SUPPLIED RECORDS:
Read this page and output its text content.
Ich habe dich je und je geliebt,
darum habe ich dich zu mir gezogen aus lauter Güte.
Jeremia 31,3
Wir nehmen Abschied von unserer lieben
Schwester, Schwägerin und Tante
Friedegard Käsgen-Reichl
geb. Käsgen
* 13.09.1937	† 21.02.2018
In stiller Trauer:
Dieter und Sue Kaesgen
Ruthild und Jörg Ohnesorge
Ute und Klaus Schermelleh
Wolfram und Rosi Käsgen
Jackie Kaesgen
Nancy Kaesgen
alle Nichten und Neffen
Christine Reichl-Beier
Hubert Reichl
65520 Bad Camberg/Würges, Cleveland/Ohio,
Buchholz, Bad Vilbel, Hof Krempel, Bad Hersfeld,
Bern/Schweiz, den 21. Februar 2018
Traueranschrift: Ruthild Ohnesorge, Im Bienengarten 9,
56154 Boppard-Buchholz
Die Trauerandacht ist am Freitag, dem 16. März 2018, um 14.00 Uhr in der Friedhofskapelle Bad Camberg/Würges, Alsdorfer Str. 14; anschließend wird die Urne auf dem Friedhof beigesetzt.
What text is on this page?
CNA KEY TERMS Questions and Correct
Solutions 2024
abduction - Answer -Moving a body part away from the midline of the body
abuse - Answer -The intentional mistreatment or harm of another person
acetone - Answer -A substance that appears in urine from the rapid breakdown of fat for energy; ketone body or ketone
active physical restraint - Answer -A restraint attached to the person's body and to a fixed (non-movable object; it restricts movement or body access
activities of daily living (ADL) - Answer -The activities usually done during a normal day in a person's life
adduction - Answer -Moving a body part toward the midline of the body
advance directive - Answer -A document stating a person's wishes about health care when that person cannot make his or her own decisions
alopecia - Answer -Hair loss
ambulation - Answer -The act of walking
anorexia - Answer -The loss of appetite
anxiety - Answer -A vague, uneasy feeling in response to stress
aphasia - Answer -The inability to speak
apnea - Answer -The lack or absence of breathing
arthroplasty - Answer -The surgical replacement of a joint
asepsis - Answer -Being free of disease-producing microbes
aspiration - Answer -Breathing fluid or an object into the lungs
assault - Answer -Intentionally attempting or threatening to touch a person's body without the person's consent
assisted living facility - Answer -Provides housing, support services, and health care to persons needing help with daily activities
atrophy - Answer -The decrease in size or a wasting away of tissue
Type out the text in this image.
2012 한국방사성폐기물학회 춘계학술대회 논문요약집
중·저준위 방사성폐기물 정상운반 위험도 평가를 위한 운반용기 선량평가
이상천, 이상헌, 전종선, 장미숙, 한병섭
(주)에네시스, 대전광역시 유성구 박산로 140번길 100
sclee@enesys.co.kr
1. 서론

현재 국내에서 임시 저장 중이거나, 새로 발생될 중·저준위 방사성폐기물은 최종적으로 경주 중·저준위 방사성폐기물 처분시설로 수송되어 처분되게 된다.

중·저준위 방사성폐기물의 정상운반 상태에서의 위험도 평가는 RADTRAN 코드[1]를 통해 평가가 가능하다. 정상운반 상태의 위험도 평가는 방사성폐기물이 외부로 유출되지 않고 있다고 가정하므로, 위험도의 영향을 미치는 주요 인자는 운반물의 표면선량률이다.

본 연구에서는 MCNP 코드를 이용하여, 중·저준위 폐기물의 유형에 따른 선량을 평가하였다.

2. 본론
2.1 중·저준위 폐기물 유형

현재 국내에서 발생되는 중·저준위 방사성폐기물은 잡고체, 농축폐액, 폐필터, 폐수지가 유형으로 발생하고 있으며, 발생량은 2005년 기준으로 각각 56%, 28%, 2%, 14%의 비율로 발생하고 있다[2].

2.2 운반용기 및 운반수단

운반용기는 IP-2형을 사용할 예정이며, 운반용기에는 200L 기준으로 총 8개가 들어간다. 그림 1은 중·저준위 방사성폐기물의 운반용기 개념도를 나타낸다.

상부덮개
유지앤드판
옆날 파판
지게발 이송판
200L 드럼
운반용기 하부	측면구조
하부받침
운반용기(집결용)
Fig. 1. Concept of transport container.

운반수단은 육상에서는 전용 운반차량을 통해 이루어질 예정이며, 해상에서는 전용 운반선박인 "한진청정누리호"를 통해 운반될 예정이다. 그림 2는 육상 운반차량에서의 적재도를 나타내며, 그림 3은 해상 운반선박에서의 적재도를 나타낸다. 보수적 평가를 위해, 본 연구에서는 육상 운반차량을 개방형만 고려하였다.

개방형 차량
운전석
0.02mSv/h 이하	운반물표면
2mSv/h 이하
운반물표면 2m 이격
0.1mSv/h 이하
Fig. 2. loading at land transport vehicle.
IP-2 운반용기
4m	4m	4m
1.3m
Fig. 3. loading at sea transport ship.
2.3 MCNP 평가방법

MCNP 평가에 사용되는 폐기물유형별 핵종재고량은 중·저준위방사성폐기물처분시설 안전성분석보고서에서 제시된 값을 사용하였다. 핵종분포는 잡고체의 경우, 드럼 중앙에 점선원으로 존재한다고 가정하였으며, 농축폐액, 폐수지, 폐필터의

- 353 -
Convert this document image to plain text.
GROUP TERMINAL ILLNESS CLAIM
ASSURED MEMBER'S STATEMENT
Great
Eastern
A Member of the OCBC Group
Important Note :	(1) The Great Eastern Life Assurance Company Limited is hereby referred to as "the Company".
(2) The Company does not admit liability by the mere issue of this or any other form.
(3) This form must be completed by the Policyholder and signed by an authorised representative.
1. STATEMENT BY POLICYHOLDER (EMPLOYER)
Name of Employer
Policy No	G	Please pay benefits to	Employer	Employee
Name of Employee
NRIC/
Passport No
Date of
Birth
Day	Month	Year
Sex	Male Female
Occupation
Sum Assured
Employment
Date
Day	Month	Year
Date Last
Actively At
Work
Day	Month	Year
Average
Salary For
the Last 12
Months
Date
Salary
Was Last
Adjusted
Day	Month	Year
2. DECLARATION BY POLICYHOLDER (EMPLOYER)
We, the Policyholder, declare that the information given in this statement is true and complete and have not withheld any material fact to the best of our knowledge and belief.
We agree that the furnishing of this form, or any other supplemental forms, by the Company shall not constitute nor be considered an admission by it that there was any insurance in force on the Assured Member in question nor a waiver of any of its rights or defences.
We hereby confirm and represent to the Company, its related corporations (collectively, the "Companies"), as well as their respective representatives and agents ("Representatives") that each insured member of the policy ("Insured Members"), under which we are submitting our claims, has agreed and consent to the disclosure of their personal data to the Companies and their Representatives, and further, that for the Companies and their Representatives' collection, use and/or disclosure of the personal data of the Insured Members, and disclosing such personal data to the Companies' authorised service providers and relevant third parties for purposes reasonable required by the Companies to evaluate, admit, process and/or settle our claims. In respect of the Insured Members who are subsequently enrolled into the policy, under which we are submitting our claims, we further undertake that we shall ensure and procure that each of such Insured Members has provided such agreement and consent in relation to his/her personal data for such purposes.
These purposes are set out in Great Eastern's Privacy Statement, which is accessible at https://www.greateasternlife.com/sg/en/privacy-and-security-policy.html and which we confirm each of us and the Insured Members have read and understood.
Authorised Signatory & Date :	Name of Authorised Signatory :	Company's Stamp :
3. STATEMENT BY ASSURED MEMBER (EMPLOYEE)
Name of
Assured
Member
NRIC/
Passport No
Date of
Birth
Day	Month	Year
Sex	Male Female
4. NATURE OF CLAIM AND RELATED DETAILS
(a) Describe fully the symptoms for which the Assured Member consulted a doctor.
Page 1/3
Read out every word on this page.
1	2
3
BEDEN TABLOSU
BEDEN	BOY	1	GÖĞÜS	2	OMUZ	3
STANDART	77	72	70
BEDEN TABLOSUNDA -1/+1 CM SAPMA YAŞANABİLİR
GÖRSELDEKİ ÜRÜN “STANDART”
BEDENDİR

TASK PROMPT:
With both ends included, please retype exactly the lines from the line containing "Read out every word on this page." to the final line of the data.

WRITTEN SOLUTION:
Read out every word on this page.
1	2
3
BEDEN TABLOSU
BEDEN	BOY	1	GÖĞÜS	2	OMUZ	3
STANDART	77	72	70
BEDEN TABLOSUNDA -1/+1 CM SAPMA YAŞANABİLİR
GÖRSELDEKİ ÜRÜN “STANDART”
BEDENDİR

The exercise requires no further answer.